Copy out the items below, substituting "box coordinates" for "bounding boxes" wherever it occurs and keeping everything else the same. Leave the pictures out.
## Begin
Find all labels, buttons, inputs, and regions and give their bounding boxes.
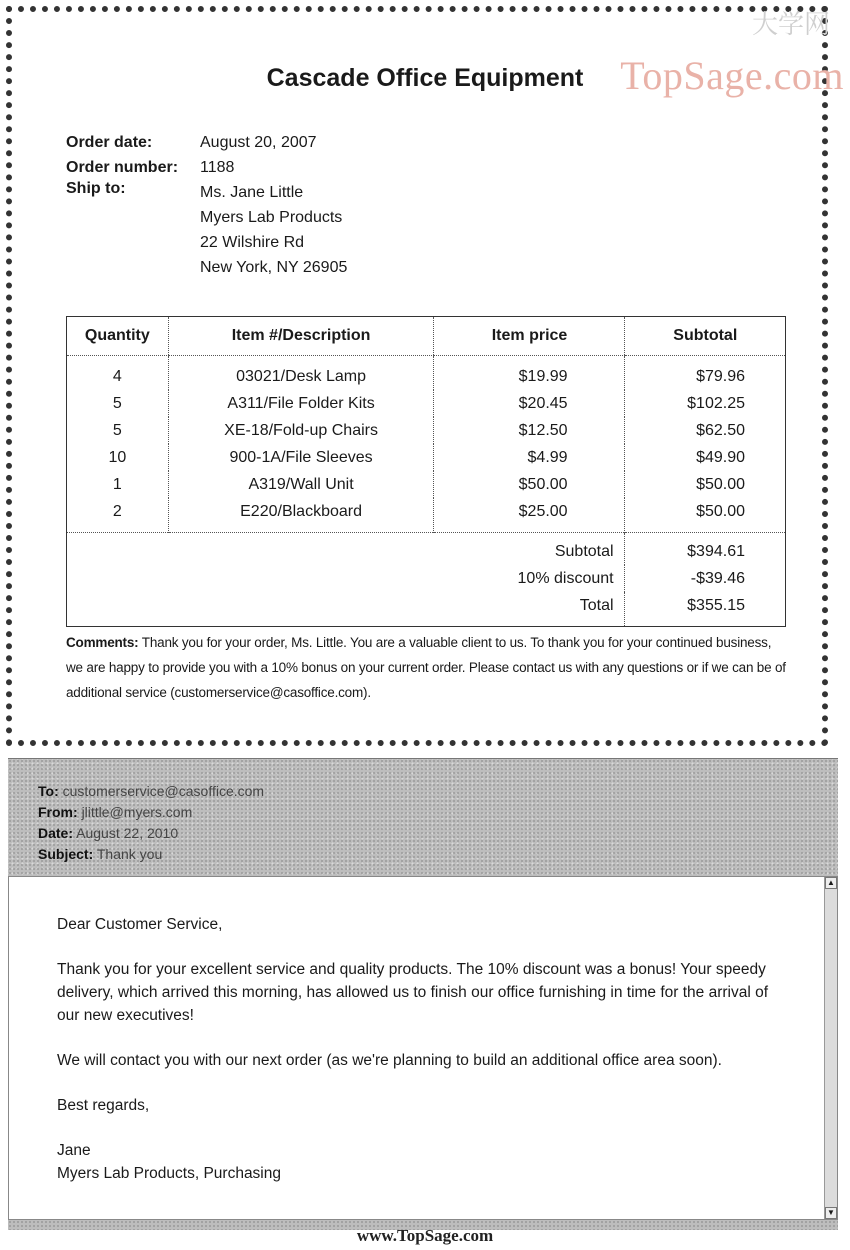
ship-to-label: Ship to:	[66, 180, 126, 197]
comments-label: Comments:	[66, 635, 139, 650]
item-quantity: 5	[112, 421, 122, 439]
email-signature-company: Myers Lab Products, Purchasing	[57, 1165, 281, 1182]
item-subtotal: $102.25	[624, 390, 785, 417]
email-to: customerservice@casoffice.com	[62, 783, 265, 799]
item-subtotal: $49.90	[624, 444, 785, 471]
order-date: August 20, 2007	[200, 133, 317, 151]
comments-block	[66, 630, 786, 705]
item-quantity: 10	[108, 448, 127, 466]
table-row	[67, 356, 786, 391]
comments-text: Thank you for your order, Ms. Little. You are a valuable client to us. To thank you for your continued business, we are happy to provide you with a 10% bonus on your current order. Please contact us with any questions or if we can be of additional service (customerservice@casoffice.com).	[66, 635, 786, 700]
scroll-up-icon[interactable]: ▲	[825, 877, 837, 889]
scroll-down-icon[interactable]: ▼	[825, 1207, 837, 1219]
email-body	[8, 876, 838, 1220]
order-meta	[66, 130, 348, 276]
table-row	[67, 390, 786, 417]
table-row	[67, 498, 786, 533]
ship-to-address	[200, 180, 347, 280]
item-quantity: 4	[112, 367, 122, 385]
ship-to-line: 22 Wilshire Rd	[200, 234, 305, 251]
order-number-label: Order number:	[66, 158, 179, 176]
ship-to-line: Ms. Jane Little	[200, 184, 304, 201]
footer-url: www.TopSage.com	[356, 1226, 494, 1245]
email-date-label: Date:	[38, 825, 74, 841]
table-row	[67, 417, 786, 444]
order-number: 1188	[200, 158, 235, 176]
email-date: August 22, 2010	[76, 825, 179, 841]
email-header	[8, 758, 838, 877]
email-from-label: From:	[38, 804, 78, 820]
item-subtotal: $79.96	[624, 356, 785, 391]
header-quantity: Quantity	[67, 317, 169, 356]
item-subtotal: $50.00	[624, 498, 785, 533]
totals-value: $355.15	[624, 592, 785, 627]
header-subtotal: Subtotal	[624, 317, 785, 356]
item-price: $4.99	[434, 444, 624, 471]
totals-row	[67, 565, 786, 592]
ship-to-line: New York, NY 26905	[200, 259, 348, 276]
item-description: A319/Wall Unit	[168, 471, 434, 498]
item-description: XE-18/Fold-up Chairs	[168, 417, 434, 444]
order-items-table	[66, 316, 786, 627]
table-header-row	[67, 317, 786, 356]
totals-value: $394.61	[624, 533, 785, 566]
totals-row	[67, 592, 786, 627]
table-row	[67, 471, 786, 498]
item-description: E220/Blackboard	[168, 498, 434, 533]
item-price: $19.99	[434, 356, 624, 391]
item-quantity: 5	[112, 394, 122, 412]
item-quantity: 1	[112, 475, 122, 493]
email-to-label: To:	[38, 783, 59, 799]
item-price: $50.00	[434, 471, 624, 498]
table-row	[67, 444, 786, 471]
item-price: $12.50	[434, 417, 624, 444]
order-date-label: Order date:	[66, 133, 153, 151]
item-description: 03021/Desk Lamp	[168, 356, 434, 391]
email-scrollbar[interactable]	[824, 877, 837, 1219]
totals-label: 10% discount	[517, 569, 614, 587]
totals-label: Total	[579, 596, 614, 614]
totals-value: -$39.46	[624, 565, 785, 592]
watermark-cn: 大学网	[751, 10, 830, 40]
item-description: A311/File Folder Kits	[168, 390, 434, 417]
item-price: $25.00	[434, 498, 624, 533]
email-paragraph: We will contact you with our next order (as we're planning to build an additional office area soon).	[57, 1052, 722, 1069]
item-price: $20.45	[434, 390, 624, 417]
email-closing: Best regards,	[57, 1097, 150, 1114]
item-subtotal: $62.50	[624, 417, 785, 444]
email-signature-name: Jane	[57, 1142, 91, 1159]
watermark-brand: TopSage.com	[620, 53, 844, 98]
totals-label: Subtotal	[67, 533, 625, 566]
email-greeting: Dear Customer Service,	[57, 916, 223, 933]
item-subtotal: $50.00	[624, 471, 785, 498]
email-paragraph: Thank you for your excellent service and quality products. The 10% discount was a bonus! Your speedy delivery, which arrived this morning, has allowed us to finish our office furnishing in time for the arrival of our new executives!	[57, 961, 769, 1024]
item-quantity: 2	[112, 502, 122, 520]
header-item-price: Item price	[434, 317, 624, 356]
totals-row	[67, 533, 786, 566]
ship-to-line: Myers Lab Products	[200, 209, 343, 226]
email-subject-label: Subject:	[38, 846, 94, 862]
company-title: Cascade Office Equipment	[266, 64, 584, 92]
email-subject: Thank you	[96, 846, 163, 862]
email-from: jlittle@myers.com	[81, 804, 193, 820]
item-description: 900-1A/File Sleeves	[168, 444, 434, 471]
header-description: Item #/Description	[168, 317, 434, 356]
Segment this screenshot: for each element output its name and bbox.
## End
# Exercise result
Find all labels, buttons, inputs, and regions and give their box coordinates.
ship-to-label: Ship to:	[66, 180, 126, 197]
comments-label: Comments:	[66, 635, 139, 650]
item-quantity: 5	[112, 421, 122, 439]
email-signature-company: Myers Lab Products, Purchasing	[57, 1165, 281, 1182]
item-subtotal: $102.25	[624, 390, 785, 417]
email-to: customerservice@casoffice.com	[62, 783, 265, 799]
item-subtotal: $49.90	[624, 444, 785, 471]
order-date: August 20, 2007	[200, 133, 317, 151]
comments-block	[66, 630, 786, 705]
item-quantity: 10	[108, 448, 127, 466]
table-row	[67, 356, 786, 391]
comments-text: Thank you for your order, Ms. Little. You are a valuable client to us. To thank you for your continued business, we are happy to provide you with a 10% bonus on your current order. Please contact us with any questions or if we can be of additional service (customerservice@casoffice.com).	[66, 635, 786, 700]
scroll-up-icon[interactable]: ▲	[825, 877, 837, 889]
scroll-down-icon[interactable]: ▼	[825, 1207, 837, 1219]
email-body	[8, 876, 838, 1220]
order-meta	[66, 130, 348, 276]
table-row	[67, 390, 786, 417]
table-row	[67, 498, 786, 533]
ship-to-address	[200, 180, 347, 280]
item-quantity: 4	[112, 367, 122, 385]
ship-to-line: 22 Wilshire Rd	[200, 234, 305, 251]
order-number-label: Order number:	[66, 158, 179, 176]
ship-to-line: Ms. Jane Little	[200, 184, 304, 201]
footer-url: www.TopSage.com	[356, 1226, 494, 1245]
email-date-label: Date:	[38, 825, 74, 841]
table-row	[67, 417, 786, 444]
order-number: 1188	[200, 158, 235, 176]
email-date: August 22, 2010	[76, 825, 179, 841]
email-header	[8, 758, 838, 877]
email-from-label: From:	[38, 804, 78, 820]
item-subtotal: $79.96	[624, 356, 785, 391]
header-quantity: Quantity	[67, 317, 169, 356]
item-subtotal: $50.00	[624, 498, 785, 533]
totals-value: $355.15	[624, 592, 785, 627]
header-subtotal: Subtotal	[624, 317, 785, 356]
item-price: $4.99	[434, 444, 624, 471]
totals-row	[67, 565, 786, 592]
ship-to-line: New York, NY 26905	[200, 259, 348, 276]
item-description: A319/Wall Unit	[168, 471, 434, 498]
item-description: XE-18/Fold-up Chairs	[168, 417, 434, 444]
order-items-table	[66, 316, 786, 627]
table-header-row	[67, 317, 786, 356]
totals-value: $394.61	[624, 533, 785, 566]
totals-row	[67, 592, 786, 627]
table-row	[67, 471, 786, 498]
item-description: E220/Blackboard	[168, 498, 434, 533]
item-price: $19.99	[434, 356, 624, 391]
item-quantity: 5	[112, 394, 122, 412]
item-quantity: 1	[112, 475, 122, 493]
email-to-label: To:	[38, 783, 59, 799]
item-price: $50.00	[434, 471, 624, 498]
table-row	[67, 444, 786, 471]
item-price: $12.50	[434, 417, 624, 444]
order-date-label: Order date:	[66, 133, 153, 151]
item-description: 03021/Desk Lamp	[168, 356, 434, 391]
email-scrollbar[interactable]	[824, 877, 837, 1219]
totals-label: 10% discount	[517, 569, 614, 587]
totals-label: Total	[579, 596, 614, 614]
totals-value: -$39.46	[624, 565, 785, 592]
watermark-cn: 大学网	[751, 10, 830, 40]
item-description: A311/File Folder Kits	[168, 390, 434, 417]
item-price: $25.00	[434, 498, 624, 533]
email-paragraph: We will contact you with our next order (as we're planning to build an additional office area soon).	[57, 1052, 722, 1069]
item-price: $20.45	[434, 390, 624, 417]
email-closing: Best regards,	[57, 1097, 150, 1114]
item-subtotal: $62.50	[624, 417, 785, 444]
email-signature-name: Jane	[57, 1142, 91, 1159]
watermark-brand: TopSage.com	[620, 53, 844, 98]
totals-label: Subtotal	[67, 533, 625, 566]
email-greeting: Dear Customer Service,	[57, 916, 223, 933]
item-subtotal: $50.00	[624, 471, 785, 498]
email-paragraph: Thank you for your excellent service and quality products. The 10% discount was a bonus! Your speedy delivery, which arrived this morning, has allowed us to finish our office furnishing in time for the arrival of our new executives!	[57, 961, 769, 1024]
item-quantity: 2	[112, 502, 122, 520]
header-item-price: Item price	[434, 317, 624, 356]
totals-row	[67, 533, 786, 566]
ship-to-line: Myers Lab Products	[200, 209, 343, 226]
email-subject-label: Subject:	[38, 846, 94, 862]
company-title: Cascade Office Equipment	[266, 64, 584, 92]
email-subject: Thank you	[96, 846, 163, 862]
email-from: jlittle@myers.com	[81, 804, 193, 820]
item-description: 900-1A/File Sleeves	[168, 444, 434, 471]
header-description: Item #/Description	[168, 317, 434, 356]
Segment this screenshot: for each element output its name and bbox.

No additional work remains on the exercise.